* Begin *

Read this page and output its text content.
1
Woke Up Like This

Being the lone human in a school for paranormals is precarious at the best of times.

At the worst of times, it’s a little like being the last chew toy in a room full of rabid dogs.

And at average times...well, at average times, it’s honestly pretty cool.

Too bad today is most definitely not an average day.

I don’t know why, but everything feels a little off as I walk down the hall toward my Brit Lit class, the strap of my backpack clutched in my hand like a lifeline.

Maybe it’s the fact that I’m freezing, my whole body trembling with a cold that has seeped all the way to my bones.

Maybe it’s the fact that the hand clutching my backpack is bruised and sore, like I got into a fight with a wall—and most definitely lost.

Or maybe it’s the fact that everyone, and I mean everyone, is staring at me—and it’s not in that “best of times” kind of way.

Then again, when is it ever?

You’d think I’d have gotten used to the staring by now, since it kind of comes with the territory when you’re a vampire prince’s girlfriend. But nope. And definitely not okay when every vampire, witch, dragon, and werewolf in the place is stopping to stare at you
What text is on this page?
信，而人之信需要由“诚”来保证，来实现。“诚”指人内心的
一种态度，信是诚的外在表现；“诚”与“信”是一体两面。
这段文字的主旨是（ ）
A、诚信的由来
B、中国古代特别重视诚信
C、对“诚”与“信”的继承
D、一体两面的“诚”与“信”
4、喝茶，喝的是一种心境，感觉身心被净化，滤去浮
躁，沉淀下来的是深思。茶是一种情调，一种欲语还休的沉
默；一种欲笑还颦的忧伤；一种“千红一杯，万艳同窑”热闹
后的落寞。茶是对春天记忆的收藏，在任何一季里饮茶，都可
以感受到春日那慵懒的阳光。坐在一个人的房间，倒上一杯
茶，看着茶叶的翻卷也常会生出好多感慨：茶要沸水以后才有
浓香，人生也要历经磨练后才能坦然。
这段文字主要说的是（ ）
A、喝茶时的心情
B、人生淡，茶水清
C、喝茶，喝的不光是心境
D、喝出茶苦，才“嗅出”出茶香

* End *

(Task to carry out):
Make a verbatim copy of every entry shown above.

(Task output):
Read this page and output its text content.
1
Woke Up Like This

Being the lone human in a school for paranormals is precarious at the best of times.

At the worst of times, it’s a little like being the last chew toy in a room full of rabid dogs.

And at average times...well, at average times, it’s honestly pretty cool.

Too bad today is most definitely not an average day.

I don’t know why, but everything feels a little off as I walk down the hall toward my Brit Lit class, the strap of my backpack clutched in my hand like a lifeline.

Maybe it’s the fact that I’m freezing, my whole body trembling with a cold that has seeped all the way to my bones.

Maybe it’s the fact that the hand clutching my backpack is bruised and sore, like I got into a fight with a wall—and most definitely lost.

Or maybe it’s the fact that everyone, and I mean everyone, is staring at me—and it’s not in that “best of times” kind of way.

Then again, when is it ever?

You’d think I’d have gotten used to the staring by now, since it kind of comes with the territory when you’re a vampire prince’s girlfriend. But nope. And definitely not okay when every vampire, witch, dragon, and werewolf in the place is stopping to stare at you
What text is on this page?
信，而人之信需要由“诚”来保证，来实现。“诚”指人内心的
一种态度，信是诚的外在表现；“诚”与“信”是一体两面。
这段文字的主旨是（ ）
A、诚信的由来
B、中国古代特别重视诚信
C、对“诚”与“信”的继承
D、一体两面的“诚”与“信”
4、喝茶，喝的是一种心境，感觉身心被净化，滤去浮
躁，沉淀下来的是深思。茶是一种情调，一种欲语还休的沉
默；一种欲笑还颦的忧伤；一种“千红一杯，万艳同窑”热闹
后的落寞。茶是对春天记忆的收藏，在任何一季里饮茶，都可
以感受到春日那慵懒的阳光。坐在一个人的房间，倒上一杯
茶，看着茶叶的翻卷也常会生出好多感慨：茶要沸水以后才有
浓香，人生也要历经磨练后才能坦然。
这段文字主要说的是（ ）
A、喝茶时的心情
B、人生淡，茶水清
C、喝茶，喝的不光是心境
D、喝出茶苦，才“嗅出”出茶香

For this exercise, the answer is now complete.